Task =
Look below. Copy each line that has "Федеральной" in it.

Provided entries =
--

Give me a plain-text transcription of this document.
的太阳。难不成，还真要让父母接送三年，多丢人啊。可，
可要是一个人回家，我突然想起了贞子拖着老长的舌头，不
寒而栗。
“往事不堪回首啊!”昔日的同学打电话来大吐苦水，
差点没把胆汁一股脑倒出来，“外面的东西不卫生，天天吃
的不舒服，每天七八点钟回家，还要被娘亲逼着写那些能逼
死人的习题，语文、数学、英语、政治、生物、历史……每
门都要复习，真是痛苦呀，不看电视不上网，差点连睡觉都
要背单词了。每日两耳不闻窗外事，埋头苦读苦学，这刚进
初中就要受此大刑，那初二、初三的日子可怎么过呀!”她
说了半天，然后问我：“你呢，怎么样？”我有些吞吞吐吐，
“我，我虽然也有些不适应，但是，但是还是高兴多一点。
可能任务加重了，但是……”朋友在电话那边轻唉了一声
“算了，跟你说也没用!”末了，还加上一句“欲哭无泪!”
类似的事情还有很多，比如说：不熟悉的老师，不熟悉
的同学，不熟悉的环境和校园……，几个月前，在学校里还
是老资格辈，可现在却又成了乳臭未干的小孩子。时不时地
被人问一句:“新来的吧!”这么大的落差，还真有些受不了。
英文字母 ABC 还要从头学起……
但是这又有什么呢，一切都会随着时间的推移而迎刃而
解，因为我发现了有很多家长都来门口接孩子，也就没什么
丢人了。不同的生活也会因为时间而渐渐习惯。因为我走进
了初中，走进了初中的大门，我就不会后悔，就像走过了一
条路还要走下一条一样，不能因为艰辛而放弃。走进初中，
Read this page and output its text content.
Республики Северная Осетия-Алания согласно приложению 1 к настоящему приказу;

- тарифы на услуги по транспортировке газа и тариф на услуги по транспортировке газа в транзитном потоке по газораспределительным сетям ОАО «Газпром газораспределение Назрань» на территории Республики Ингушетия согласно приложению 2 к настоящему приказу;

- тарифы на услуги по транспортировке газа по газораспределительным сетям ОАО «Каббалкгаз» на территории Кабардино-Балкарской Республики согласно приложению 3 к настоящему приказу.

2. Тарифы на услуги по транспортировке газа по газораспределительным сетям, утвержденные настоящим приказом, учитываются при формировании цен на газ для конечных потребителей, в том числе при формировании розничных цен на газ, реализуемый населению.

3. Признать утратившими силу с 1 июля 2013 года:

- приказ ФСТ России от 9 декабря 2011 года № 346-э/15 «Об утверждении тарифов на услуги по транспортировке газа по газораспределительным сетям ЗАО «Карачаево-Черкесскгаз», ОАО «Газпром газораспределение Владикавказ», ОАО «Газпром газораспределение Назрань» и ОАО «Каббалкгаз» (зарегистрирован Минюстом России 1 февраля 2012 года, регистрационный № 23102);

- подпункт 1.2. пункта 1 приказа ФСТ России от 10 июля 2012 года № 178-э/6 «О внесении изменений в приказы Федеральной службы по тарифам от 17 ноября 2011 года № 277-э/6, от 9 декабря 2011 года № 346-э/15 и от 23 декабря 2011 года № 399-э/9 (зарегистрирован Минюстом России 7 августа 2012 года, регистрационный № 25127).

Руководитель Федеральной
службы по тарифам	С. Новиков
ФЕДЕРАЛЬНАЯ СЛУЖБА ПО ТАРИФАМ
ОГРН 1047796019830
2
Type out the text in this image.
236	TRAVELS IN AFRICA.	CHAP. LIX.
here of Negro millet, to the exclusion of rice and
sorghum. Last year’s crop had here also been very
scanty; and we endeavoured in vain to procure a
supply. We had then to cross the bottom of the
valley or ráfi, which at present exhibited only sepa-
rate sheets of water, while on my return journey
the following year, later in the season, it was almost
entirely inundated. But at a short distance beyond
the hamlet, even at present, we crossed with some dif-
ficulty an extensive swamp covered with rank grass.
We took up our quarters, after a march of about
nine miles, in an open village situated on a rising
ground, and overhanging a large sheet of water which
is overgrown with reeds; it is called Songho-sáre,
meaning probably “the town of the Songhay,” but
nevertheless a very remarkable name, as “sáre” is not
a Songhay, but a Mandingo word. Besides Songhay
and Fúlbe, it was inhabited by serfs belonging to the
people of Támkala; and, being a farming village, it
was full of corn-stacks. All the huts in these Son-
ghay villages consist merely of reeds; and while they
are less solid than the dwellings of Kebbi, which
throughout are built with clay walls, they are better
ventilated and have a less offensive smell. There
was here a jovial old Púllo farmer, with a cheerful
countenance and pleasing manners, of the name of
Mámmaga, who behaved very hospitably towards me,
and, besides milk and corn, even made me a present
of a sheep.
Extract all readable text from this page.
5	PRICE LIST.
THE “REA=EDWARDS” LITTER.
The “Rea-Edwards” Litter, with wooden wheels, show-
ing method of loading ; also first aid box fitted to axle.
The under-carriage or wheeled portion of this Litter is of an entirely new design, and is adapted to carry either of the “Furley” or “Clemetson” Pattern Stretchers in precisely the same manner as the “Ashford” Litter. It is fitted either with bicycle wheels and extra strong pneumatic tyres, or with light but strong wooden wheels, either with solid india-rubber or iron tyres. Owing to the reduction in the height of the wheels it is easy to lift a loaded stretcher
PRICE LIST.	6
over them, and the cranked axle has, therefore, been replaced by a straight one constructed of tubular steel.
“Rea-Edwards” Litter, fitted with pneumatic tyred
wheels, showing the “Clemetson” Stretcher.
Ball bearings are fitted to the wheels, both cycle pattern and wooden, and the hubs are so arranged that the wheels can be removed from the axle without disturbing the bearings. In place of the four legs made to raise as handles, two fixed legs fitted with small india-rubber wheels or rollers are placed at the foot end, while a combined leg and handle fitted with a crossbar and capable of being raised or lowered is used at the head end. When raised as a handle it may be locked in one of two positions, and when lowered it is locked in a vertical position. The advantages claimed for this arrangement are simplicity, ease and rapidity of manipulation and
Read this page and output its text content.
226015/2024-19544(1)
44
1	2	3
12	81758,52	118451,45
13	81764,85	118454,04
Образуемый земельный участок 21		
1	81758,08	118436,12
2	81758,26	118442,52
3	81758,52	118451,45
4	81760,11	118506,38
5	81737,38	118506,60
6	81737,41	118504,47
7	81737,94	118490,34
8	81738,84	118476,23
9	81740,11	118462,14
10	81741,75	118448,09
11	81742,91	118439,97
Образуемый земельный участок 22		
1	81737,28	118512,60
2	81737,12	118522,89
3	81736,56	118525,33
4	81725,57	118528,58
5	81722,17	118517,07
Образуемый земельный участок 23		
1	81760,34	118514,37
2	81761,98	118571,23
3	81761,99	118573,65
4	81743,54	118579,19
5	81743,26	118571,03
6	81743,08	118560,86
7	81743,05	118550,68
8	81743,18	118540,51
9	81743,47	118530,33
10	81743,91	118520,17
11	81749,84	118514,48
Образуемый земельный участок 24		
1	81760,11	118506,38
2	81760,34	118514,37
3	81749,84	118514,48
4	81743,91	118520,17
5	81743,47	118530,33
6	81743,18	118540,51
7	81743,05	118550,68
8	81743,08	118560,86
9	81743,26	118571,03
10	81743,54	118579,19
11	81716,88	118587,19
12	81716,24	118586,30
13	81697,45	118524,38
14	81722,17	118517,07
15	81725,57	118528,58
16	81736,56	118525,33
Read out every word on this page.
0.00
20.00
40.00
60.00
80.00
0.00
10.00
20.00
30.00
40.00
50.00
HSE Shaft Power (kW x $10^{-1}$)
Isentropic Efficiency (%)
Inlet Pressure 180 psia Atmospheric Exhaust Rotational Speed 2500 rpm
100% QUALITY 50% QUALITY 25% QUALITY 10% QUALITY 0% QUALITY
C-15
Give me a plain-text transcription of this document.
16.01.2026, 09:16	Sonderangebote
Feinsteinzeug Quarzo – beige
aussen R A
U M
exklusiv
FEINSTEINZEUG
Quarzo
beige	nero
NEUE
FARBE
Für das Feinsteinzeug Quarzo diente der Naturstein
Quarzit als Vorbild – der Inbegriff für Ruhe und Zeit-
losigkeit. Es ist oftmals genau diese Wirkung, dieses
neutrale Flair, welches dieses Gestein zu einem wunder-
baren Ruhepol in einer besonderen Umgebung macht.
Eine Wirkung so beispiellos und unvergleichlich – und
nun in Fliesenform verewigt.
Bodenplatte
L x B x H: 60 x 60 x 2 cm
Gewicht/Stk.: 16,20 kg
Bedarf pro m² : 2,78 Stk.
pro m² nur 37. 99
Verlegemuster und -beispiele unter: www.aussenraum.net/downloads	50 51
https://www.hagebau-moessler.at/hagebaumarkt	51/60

--

Answer for this exercise =
- подпункт 1.2. пункта 1 приказа ФСТ России от 10 июля 2012 года № 178-э/6 «О внесении изменений в приказы Федеральной службы по тарифам от 17 ноября 2011 года № 277-э/6, от 9 декабря 2011 года № 346-э/15 и от 23 декабря 2011 года № 399-э/9 (зарегистрирован Минюстом России 7 августа 2012 года, регистрационный № 25127).
Руководитель Федеральной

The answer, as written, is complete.